Race day rolled around and she didn't complain at getting up at 5 am. I was not feeling grounded...worried that I would put my shoes in the wrong drop box and have to run in my biking boots. Or worse, I would forget her shoes.

Nicole picked us up and we struggled to get all 3 bikes on her new bike rack. Colin stopped by to pick up Olivia and just as she was entering the car she said she had not drunk anything since waking up. I was so worried about getting the right clothing and gear that hydrating her completely slipped my mind. She was about to start an adventure race without fluids. Colin said he would pick up some water for her and breakfast for his daughter on the way. That was good enough for me as this adventure would be equivalent to playing outside for a few hours. Same difference, right?

As we were following Colin on the way to the race, Nicole became obsessed about her new bike rack and confessed she was worried all 3 of our bikes would either come crashing through the back of her window or crashing to the ground and getting promptly run over. I had not noticed that the rack was swaying from side to side. She was commenting on how nice Colin's bike rack was when all of a sudden he pulled his car over. Just as he stopped the car, his 16 year old rack collapsed in a heap on the road, followed by their 2 bikes. We all brainstormed for a few minutes but in the end he managed to stuff the 2 bikes in the trunk of his little car and we were off again. Colin was calm throughout this ordeal but Nicole and I were basically hysterical at this point.

> [Raw records]
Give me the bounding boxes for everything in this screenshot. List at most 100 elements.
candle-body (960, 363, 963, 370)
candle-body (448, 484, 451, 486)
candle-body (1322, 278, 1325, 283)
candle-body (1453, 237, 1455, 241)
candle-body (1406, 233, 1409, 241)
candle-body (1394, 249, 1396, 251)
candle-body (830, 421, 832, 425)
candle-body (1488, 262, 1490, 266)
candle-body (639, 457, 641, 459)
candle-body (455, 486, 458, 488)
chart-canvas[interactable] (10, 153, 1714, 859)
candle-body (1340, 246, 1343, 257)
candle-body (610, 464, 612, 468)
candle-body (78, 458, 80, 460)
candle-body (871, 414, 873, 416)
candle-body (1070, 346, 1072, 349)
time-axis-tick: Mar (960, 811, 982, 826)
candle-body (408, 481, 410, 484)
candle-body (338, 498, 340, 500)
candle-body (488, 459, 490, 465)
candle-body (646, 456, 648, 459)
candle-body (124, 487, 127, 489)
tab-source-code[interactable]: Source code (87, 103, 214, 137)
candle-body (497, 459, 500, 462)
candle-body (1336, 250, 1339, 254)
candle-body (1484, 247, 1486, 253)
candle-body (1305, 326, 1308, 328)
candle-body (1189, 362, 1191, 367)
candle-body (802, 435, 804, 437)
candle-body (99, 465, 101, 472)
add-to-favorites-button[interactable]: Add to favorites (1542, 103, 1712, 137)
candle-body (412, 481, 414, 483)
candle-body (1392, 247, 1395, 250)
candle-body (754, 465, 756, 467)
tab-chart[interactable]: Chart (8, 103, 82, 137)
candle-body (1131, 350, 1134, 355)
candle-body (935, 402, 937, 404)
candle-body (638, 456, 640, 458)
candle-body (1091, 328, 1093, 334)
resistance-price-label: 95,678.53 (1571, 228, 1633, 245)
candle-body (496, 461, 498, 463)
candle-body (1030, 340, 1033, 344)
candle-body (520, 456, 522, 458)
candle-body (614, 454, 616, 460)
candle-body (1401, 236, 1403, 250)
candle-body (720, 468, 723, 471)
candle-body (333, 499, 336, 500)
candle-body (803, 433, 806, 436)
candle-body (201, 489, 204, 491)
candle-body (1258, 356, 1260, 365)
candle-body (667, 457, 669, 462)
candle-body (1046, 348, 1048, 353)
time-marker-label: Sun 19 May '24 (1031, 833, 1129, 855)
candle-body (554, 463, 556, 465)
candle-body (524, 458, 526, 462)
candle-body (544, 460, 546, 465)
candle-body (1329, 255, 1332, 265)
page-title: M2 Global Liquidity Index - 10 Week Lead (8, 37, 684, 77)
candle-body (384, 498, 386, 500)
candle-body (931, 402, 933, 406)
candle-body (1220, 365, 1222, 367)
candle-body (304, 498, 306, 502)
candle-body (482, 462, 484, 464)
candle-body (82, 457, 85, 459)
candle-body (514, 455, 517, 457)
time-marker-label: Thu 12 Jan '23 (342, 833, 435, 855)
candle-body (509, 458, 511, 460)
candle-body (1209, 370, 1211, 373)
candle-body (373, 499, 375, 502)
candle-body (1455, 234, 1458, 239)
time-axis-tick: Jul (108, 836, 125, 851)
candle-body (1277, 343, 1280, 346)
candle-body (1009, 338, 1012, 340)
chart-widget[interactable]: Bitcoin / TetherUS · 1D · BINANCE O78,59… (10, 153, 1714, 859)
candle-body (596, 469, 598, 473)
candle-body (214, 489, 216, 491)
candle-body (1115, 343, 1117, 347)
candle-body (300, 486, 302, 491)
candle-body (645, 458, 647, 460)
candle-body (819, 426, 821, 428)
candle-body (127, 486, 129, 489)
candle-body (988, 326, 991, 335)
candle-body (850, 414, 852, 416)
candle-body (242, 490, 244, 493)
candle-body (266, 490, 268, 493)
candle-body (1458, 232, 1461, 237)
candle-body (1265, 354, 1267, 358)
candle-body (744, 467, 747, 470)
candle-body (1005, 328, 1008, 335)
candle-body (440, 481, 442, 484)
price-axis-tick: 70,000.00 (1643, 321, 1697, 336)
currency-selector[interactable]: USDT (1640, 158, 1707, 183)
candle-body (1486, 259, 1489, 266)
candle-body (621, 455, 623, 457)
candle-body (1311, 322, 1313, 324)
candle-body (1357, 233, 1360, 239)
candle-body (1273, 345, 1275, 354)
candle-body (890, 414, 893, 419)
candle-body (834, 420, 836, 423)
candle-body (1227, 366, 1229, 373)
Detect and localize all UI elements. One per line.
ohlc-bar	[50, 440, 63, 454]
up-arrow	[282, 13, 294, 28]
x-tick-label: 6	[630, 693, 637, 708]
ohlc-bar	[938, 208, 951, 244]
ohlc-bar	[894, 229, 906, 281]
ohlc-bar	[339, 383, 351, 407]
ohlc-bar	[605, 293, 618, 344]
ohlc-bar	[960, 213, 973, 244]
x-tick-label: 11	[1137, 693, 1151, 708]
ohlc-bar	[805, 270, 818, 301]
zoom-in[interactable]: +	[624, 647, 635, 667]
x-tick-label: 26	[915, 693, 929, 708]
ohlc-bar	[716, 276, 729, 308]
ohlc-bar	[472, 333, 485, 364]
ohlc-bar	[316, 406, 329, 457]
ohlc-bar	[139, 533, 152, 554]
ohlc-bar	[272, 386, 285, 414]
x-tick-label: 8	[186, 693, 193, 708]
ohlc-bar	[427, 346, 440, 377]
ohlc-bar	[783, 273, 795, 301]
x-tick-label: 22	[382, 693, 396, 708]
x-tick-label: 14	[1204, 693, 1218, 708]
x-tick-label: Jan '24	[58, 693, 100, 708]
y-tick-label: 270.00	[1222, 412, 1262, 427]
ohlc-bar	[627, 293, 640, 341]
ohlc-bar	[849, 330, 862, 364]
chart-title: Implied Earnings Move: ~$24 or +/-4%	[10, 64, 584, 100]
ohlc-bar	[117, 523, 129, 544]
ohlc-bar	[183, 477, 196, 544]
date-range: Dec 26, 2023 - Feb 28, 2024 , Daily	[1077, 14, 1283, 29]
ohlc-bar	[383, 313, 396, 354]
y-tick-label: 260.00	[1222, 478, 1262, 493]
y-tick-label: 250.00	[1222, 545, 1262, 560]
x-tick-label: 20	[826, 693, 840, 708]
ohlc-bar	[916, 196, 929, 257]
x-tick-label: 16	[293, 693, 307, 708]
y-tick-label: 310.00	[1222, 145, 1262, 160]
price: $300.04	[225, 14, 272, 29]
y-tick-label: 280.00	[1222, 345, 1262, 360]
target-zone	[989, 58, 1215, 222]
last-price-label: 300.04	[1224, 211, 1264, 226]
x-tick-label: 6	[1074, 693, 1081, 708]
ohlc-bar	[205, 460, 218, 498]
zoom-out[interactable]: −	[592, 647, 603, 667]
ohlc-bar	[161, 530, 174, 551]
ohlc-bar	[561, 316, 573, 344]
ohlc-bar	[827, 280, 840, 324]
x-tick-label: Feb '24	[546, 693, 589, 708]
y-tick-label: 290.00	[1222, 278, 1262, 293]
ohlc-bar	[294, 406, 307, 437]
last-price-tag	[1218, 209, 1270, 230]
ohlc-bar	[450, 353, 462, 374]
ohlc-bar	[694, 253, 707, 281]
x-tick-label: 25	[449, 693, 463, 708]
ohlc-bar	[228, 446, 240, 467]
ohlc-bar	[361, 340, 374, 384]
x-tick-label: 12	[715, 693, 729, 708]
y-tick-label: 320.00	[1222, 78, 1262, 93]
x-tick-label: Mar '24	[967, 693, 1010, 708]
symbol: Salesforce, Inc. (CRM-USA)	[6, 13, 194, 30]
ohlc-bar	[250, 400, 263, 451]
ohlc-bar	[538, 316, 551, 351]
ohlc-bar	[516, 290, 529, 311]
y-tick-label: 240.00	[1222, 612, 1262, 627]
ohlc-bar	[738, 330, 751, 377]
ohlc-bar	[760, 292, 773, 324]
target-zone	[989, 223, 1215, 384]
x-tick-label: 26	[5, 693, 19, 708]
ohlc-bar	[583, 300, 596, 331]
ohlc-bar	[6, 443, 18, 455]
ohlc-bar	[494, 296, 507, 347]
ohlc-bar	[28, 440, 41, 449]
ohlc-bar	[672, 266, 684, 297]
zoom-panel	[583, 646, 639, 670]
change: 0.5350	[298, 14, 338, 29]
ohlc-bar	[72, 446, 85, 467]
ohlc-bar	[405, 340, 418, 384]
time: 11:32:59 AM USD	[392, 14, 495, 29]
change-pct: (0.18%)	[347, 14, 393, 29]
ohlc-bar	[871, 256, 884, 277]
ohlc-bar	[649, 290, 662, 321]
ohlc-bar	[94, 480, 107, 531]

> [Task list]
**a.** List every person identified by name in the race-day account.
**b.** Reproduce the race-day account word for word from "Nicole picked us" to "Same difference, right?".

> [Answers by task]
**a.** Nicole, Colin, Olivia

**b.**
Nicole picked us up and we struggled to get all 3 bikes on her new bike rack. Colin stopped by to pick up Olivia and just as she was entering the car she said she had not drunk anything since waking up. I was so worried about getting the right clothing and gear that hydrating her completely slipped my mind. She was about to start an adventure race without fluids. Colin said he would pick up some water for her and breakfast for his daughter on the way. That was good enough for me as this adventure would be equivalent to playing outside for a few hours. Same difference, right?